— Start —

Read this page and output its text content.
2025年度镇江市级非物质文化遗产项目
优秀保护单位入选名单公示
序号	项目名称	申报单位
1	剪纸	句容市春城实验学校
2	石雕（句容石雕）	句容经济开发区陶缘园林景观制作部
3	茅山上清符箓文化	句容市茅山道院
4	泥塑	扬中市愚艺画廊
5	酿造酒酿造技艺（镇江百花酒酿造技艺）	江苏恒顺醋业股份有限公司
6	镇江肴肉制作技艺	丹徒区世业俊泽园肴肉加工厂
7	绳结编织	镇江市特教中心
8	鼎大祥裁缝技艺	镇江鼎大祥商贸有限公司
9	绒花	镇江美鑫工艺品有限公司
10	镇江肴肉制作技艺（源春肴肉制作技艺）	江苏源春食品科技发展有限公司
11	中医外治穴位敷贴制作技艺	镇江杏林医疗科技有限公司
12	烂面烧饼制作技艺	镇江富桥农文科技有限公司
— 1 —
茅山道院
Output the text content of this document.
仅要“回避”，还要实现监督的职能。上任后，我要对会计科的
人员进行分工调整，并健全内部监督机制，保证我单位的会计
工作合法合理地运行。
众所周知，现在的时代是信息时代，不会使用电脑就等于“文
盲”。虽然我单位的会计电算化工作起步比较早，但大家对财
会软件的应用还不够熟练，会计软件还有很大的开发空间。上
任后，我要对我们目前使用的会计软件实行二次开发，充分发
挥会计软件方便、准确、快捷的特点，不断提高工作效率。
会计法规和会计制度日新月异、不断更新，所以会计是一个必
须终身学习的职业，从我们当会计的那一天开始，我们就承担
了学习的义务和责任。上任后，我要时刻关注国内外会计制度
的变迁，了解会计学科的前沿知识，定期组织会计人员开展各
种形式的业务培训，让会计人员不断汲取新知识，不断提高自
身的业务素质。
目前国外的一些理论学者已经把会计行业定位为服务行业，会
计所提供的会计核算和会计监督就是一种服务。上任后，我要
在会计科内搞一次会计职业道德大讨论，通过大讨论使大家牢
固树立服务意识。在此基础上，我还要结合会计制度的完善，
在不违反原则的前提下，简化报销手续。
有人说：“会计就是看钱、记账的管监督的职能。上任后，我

— End —

Extract the entries above verbatim.

Read this page and output its text content.
2025年度镇江市级非物质文化遗产项目
优秀保护单位入选名单公示
序号	项目名称	申报单位
1	剪纸	句容市春城实验学校
2	石雕（句容石雕）	句容经济开发区陶缘园林景观制作部
3	茅山上清符箓文化	句容市茅山道院
4	泥塑	扬中市愚艺画廊
5	酿造酒酿造技艺（镇江百花酒酿造技艺）	江苏恒顺醋业股份有限公司
6	镇江肴肉制作技艺	丹徒区世业俊泽园肴肉加工厂
7	绳结编织	镇江市特教中心
8	鼎大祥裁缝技艺	镇江鼎大祥商贸有限公司
9	绒花	镇江美鑫工艺品有限公司
10	镇江肴肉制作技艺（源春肴肉制作技艺）	江苏源春食品科技发展有限公司
11	中医外治穴位敷贴制作技艺	镇江杏林医疗科技有限公司
12	烂面烧饼制作技艺	镇江富桥农文科技有限公司
— 1 —
茅山道院
Output the text content of this document.
仅要“回避”，还要实现监督的职能。上任后，我要对会计科的
人员进行分工调整，并健全内部监督机制，保证我单位的会计
工作合法合理地运行。
众所周知，现在的时代是信息时代，不会使用电脑就等于“文
盲”。虽然我单位的会计电算化工作起步比较早，但大家对财
会软件的应用还不够熟练，会计软件还有很大的开发空间。上
任后，我要对我们目前使用的会计软件实行二次开发，充分发
挥会计软件方便、准确、快捷的特点，不断提高工作效率。
会计法规和会计制度日新月异、不断更新，所以会计是一个必
须终身学习的职业，从我们当会计的那一天开始，我们就承担
了学习的义务和责任。上任后，我要时刻关注国内外会计制度
的变迁，了解会计学科的前沿知识，定期组织会计人员开展各
种形式的业务培训，让会计人员不断汲取新知识，不断提高自
身的业务素质。
目前国外的一些理论学者已经把会计行业定位为服务行业，会
计所提供的会计核算和会计监督就是一种服务。上任后，我要
在会计科内搞一次会计职业道德大讨论，通过大讨论使大家牢
固树立服务意识。在此基础上，我还要结合会计制度的完善，
在不违反原则的前提下，简化报销手续。
有人说：“会计就是看钱、记账的管监督的职能。上任后，我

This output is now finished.